Exercise material:
## begin

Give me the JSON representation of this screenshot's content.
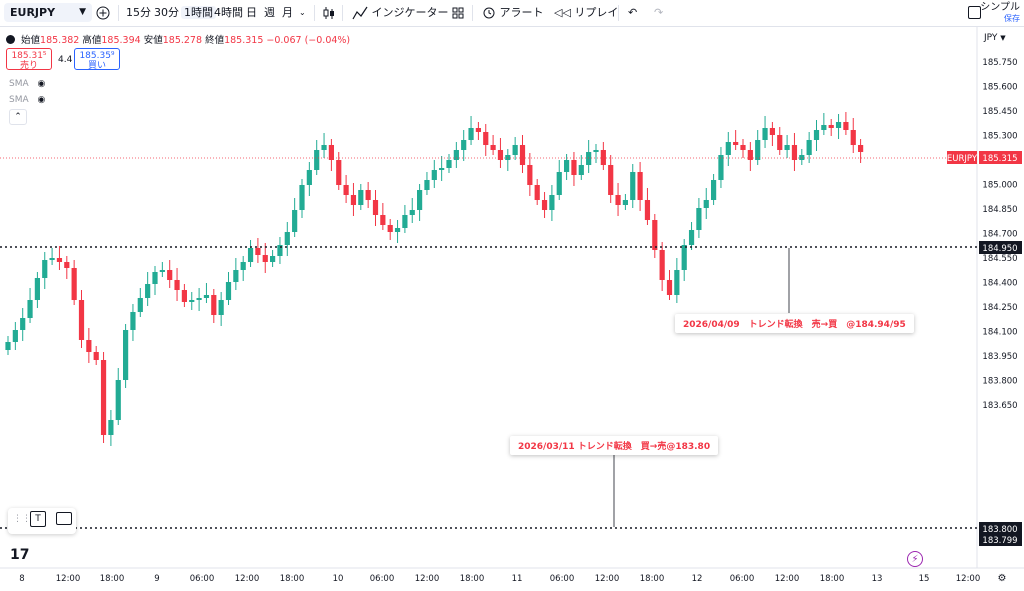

## end
## begin

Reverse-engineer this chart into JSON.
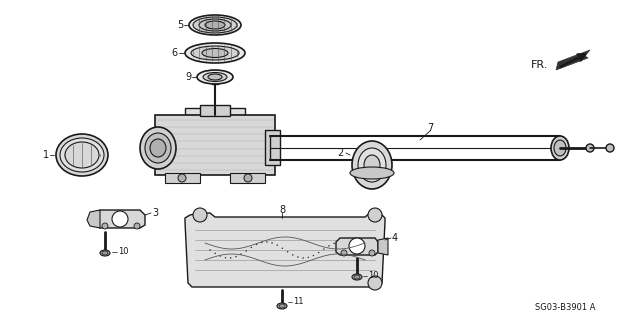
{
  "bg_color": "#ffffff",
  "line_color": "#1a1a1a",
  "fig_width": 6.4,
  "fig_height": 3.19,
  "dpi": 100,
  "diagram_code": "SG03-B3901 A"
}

## end
## begin

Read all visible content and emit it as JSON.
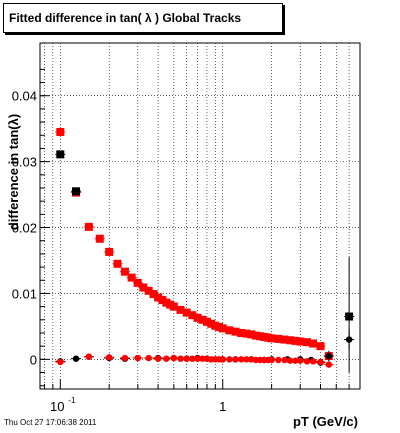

## end

What to work on: List every line above that holds the word "content".

Full response:
Give me the JSON representation of this screenshot's content.
Read all visible content and emit it as JSON.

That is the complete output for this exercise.